Output, with no changes, the span of lines that opens with the line containing "Give me a plain-text" and closes with the last line.

** start of Records for this exercise **

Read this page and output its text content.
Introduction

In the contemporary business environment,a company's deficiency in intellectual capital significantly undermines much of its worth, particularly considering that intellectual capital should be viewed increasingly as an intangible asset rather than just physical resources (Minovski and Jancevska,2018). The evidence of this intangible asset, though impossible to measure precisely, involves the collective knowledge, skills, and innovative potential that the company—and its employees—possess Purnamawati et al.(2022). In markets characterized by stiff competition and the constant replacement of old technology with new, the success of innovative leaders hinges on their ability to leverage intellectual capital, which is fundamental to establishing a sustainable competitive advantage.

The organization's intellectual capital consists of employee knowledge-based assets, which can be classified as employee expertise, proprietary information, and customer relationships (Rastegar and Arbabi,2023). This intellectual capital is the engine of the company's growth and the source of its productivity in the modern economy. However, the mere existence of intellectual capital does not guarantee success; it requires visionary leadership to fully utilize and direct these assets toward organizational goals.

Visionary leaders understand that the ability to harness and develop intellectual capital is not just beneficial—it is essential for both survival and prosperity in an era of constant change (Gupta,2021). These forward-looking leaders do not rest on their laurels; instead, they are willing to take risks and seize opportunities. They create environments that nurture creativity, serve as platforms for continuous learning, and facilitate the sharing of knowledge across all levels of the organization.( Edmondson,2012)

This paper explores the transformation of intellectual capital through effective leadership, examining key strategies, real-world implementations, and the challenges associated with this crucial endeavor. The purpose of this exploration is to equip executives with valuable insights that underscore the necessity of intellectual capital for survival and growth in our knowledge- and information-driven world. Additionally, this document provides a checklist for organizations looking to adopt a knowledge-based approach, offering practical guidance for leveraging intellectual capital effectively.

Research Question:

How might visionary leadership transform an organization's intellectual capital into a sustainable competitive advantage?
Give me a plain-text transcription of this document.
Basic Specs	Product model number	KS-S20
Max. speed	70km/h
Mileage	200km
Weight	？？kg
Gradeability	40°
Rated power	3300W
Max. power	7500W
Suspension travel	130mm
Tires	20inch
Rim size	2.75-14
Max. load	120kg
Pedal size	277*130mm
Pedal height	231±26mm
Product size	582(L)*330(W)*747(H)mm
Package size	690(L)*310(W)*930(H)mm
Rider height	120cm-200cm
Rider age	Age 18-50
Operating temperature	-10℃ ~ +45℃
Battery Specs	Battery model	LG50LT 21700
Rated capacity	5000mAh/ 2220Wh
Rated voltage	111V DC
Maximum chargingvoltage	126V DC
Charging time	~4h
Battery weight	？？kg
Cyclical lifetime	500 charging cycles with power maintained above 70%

** end of Records for this exercise **

### The result
Give me a plain-text transcription of this document.
Basic Specs	Product model number	KS-S20
Max. speed	70km/h
Mileage	200km
Weight	？？kg
Gradeability	40°
Rated power	3300W
Max. power	7500W
Suspension travel	130mm
Tires	20inch
Rim size	2.75-14
Max. load	120kg
Pedal size	277*130mm
Pedal height	231±26mm
Product size	582(L)*330(W)*747(H)mm
Package size	690(L)*310(W)*930(H)mm
Rider height	120cm-200cm
Rider age	Age 18-50
Operating temperature	-10℃ ~ +45℃
Battery Specs	Battery model	LG50LT 21700
Rated capacity	5000mAh/ 2220Wh
Rated voltage	111V DC
Maximum chargingvoltage	126V DC
Charging time	~4h
Battery weight	？？kg
Cyclical lifetime	500 charging cycles with power maintained above 70%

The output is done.